Stored data:
-=-=-

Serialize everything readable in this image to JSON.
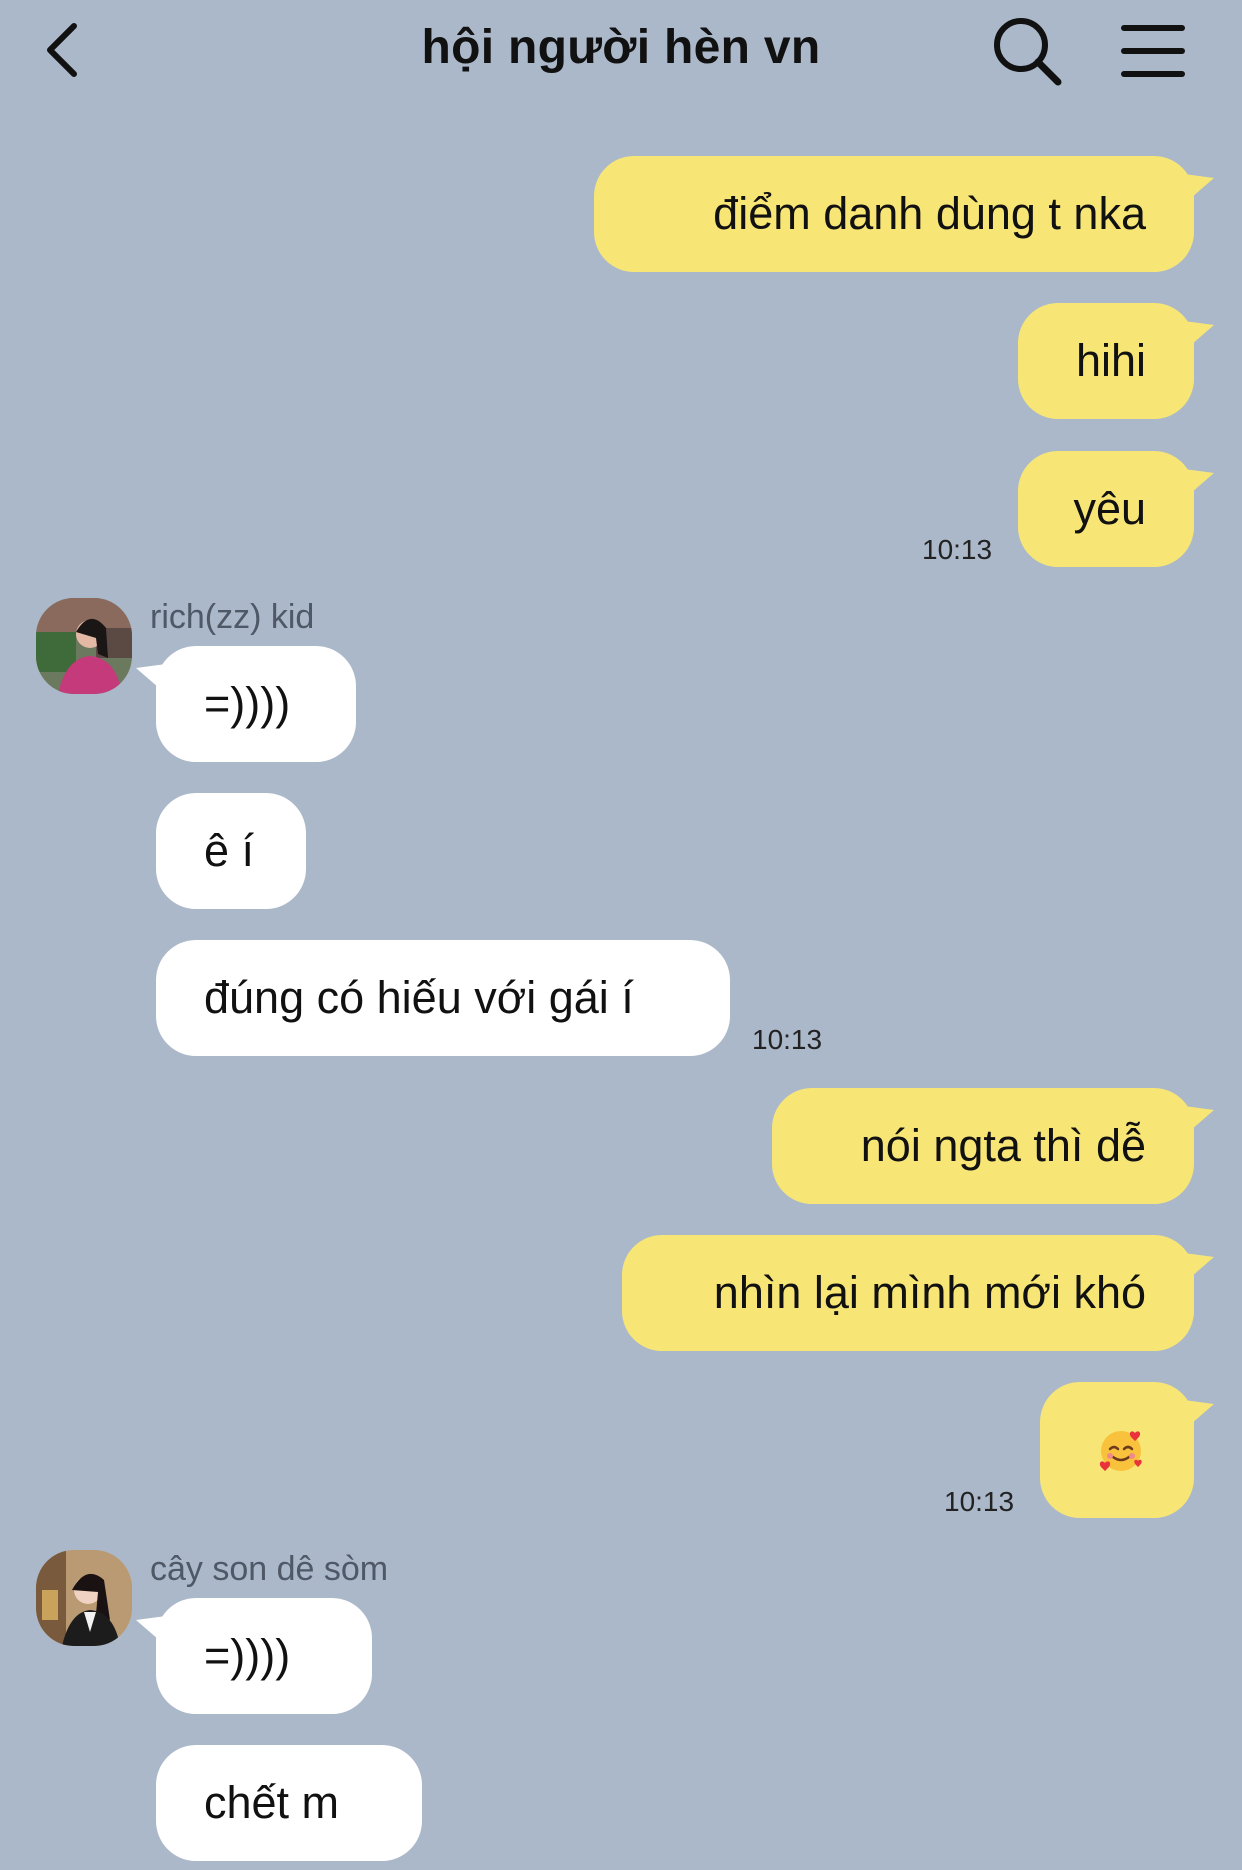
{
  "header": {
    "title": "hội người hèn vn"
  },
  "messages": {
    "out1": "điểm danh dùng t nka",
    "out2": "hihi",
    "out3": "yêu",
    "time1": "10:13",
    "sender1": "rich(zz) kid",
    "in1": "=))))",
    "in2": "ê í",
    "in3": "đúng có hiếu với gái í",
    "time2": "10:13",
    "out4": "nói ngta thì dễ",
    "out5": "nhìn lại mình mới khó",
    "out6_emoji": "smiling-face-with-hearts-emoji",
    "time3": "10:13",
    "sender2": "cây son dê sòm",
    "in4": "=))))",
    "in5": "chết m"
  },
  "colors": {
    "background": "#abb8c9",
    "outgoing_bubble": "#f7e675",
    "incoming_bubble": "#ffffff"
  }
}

-=-=-

**Stated task**
Copy each line in full and exactly, omitting any picture.

**Exercise output**
Serialize everything readable in this image to JSON.
{
  "header": {
    "title": "hội người hèn vn"
  },
  "messages": {
    "out1": "điểm danh dùng t nka",
    "out2": "hihi",
    "out3": "yêu",
    "time1": "10:13",
    "sender1": "rich(zz) kid",
    "in1": "=))))",
    "in2": "ê í",
    "in3": "đúng có hiếu với gái í",
    "time2": "10:13",
    "out4": "nói ngta thì dễ",
    "out5": "nhìn lại mình mới khó",
    "out6_emoji": "smiling-face-with-hearts-emoji",
    "time3": "10:13",
    "sender2": "cây son dê sòm",
    "in4": "=))))",
    "in5": "chết m"
  },
  "colors": {
    "background": "#abb8c9",
    "outgoing_bubble": "#f7e675",
    "incoming_bubble": "#ffffff"
  }
}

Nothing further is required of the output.